- **Entries shown**:
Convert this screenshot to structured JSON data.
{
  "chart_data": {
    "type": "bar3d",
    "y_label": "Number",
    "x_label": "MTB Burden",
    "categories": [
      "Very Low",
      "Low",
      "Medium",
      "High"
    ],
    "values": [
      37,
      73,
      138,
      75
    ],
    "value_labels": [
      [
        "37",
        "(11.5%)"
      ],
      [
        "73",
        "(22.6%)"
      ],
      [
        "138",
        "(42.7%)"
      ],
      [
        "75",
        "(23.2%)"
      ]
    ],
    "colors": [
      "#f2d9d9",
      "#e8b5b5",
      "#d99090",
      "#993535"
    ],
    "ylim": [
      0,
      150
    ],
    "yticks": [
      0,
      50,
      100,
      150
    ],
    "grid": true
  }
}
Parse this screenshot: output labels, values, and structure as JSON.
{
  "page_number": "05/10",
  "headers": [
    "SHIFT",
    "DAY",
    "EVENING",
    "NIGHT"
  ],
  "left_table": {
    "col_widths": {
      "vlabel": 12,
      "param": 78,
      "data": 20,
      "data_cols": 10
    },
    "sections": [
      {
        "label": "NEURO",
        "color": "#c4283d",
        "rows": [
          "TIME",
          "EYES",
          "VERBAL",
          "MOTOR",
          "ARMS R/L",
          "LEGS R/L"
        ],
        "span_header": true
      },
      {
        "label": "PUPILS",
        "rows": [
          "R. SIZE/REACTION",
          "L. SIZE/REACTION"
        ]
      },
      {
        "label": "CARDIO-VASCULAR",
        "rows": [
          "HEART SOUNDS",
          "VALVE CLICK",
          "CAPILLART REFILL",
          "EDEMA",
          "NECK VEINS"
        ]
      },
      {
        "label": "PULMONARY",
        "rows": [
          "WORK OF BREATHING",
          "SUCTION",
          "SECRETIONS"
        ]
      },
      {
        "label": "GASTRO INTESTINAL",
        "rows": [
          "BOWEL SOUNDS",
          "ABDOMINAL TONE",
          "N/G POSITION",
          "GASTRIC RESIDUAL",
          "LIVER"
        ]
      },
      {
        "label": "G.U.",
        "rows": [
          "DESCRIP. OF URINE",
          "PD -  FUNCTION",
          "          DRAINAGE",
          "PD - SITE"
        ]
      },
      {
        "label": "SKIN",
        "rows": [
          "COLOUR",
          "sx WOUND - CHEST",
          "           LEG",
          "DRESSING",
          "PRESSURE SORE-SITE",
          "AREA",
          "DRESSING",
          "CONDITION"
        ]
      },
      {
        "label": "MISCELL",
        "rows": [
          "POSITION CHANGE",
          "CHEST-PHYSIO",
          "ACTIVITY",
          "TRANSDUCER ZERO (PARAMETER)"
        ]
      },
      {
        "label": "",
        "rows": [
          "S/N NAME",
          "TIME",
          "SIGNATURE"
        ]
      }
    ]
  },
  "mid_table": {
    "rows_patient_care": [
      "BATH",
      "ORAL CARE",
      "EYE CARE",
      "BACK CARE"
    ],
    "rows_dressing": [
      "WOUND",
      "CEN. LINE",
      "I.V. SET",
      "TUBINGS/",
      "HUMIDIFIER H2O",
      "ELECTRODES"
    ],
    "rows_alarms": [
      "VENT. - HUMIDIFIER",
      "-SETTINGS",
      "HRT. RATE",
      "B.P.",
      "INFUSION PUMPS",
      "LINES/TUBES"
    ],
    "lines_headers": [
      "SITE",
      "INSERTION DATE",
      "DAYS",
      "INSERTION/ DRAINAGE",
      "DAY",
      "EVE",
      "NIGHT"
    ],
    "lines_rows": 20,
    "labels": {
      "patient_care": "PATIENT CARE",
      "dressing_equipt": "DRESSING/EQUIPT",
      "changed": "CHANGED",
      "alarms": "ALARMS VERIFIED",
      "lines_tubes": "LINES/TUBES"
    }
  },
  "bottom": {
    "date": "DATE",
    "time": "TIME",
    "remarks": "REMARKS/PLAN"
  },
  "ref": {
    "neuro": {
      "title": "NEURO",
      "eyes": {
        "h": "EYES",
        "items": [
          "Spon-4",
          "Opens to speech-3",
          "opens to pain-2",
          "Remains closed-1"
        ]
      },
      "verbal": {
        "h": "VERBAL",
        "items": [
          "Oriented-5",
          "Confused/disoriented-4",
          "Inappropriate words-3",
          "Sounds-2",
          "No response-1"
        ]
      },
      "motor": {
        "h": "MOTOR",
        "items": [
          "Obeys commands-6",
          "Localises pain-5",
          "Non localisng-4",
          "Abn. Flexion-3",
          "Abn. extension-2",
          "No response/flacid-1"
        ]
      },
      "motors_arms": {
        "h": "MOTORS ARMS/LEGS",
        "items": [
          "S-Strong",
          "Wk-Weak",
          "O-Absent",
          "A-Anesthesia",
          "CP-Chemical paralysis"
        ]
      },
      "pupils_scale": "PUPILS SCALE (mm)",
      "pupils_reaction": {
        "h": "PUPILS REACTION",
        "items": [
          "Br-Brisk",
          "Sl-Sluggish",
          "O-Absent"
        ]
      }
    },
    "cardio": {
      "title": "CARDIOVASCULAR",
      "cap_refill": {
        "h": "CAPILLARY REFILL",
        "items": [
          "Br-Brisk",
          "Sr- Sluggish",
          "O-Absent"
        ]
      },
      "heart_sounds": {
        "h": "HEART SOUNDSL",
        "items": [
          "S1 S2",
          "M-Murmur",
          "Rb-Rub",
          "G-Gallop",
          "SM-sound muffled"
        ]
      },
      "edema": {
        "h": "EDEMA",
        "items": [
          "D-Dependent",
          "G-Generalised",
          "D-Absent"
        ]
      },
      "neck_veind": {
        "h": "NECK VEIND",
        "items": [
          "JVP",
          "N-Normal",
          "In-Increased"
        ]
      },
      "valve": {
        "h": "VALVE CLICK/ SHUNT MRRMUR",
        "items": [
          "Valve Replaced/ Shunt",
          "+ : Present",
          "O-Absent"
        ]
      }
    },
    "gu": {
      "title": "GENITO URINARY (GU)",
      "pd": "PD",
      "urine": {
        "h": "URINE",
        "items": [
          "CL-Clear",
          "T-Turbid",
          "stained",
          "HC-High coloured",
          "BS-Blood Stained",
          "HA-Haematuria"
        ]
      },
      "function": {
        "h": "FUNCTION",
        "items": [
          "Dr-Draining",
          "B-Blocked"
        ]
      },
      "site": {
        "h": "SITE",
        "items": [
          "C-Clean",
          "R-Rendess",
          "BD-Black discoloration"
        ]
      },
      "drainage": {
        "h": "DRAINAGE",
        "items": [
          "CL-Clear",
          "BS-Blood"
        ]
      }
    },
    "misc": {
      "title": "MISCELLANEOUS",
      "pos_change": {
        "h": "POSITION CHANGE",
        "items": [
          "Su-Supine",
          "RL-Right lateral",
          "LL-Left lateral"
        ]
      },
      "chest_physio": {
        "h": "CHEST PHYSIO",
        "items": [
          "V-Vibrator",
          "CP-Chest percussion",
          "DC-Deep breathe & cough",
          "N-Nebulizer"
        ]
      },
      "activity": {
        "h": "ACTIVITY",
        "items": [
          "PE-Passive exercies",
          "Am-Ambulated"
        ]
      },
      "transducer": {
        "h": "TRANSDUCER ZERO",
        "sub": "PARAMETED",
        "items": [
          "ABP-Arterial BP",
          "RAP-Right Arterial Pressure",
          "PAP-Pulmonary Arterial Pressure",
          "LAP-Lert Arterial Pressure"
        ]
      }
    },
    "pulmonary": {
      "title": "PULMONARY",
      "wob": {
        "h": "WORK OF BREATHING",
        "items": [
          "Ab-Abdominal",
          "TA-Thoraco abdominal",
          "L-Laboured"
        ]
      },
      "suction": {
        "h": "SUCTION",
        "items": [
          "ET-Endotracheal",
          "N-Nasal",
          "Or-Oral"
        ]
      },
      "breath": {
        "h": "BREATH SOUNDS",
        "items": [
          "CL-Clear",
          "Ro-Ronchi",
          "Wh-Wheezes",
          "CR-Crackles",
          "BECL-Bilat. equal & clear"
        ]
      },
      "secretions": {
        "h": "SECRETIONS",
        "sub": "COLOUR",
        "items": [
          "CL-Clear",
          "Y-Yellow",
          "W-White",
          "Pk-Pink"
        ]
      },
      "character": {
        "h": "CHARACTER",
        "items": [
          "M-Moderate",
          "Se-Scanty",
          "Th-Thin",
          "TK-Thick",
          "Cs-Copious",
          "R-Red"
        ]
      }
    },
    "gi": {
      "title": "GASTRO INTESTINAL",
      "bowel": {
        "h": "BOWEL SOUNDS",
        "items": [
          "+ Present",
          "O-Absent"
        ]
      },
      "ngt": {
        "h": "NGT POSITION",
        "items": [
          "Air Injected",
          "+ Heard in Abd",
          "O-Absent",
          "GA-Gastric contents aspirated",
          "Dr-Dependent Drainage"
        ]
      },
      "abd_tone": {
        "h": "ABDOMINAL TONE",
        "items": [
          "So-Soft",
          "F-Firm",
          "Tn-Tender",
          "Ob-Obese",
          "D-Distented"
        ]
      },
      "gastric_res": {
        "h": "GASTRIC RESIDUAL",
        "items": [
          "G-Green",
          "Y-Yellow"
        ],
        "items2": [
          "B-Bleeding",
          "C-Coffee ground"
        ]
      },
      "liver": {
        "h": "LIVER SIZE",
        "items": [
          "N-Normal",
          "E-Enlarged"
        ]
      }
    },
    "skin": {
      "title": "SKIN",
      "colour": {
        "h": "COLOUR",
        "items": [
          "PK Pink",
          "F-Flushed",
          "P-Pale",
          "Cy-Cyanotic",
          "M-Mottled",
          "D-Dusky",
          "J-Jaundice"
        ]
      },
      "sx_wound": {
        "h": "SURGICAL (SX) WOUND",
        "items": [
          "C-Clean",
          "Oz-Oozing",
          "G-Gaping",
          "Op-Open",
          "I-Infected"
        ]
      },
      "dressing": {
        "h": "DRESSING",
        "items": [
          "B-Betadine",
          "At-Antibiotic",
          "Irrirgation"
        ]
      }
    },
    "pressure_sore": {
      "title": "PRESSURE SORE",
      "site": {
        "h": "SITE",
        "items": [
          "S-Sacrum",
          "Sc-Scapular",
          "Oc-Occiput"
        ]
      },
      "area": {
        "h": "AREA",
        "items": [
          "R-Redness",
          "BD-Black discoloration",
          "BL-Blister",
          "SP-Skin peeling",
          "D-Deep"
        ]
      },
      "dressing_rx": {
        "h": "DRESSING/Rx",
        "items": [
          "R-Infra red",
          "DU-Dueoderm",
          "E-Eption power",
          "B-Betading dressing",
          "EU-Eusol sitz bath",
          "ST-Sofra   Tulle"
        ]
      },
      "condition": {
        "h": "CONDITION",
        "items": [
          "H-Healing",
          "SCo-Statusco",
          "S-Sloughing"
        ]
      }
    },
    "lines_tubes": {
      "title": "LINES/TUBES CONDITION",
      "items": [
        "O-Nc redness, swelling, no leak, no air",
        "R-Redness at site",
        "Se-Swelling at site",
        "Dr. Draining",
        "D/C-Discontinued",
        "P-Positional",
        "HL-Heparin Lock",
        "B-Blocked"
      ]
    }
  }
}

- **Requirements**: Return all lines with the word "INSERTION" in them.

- **Answer for this exercise**:
      "INSERTION DATE",
      "INSERTION/ DRAINAGE",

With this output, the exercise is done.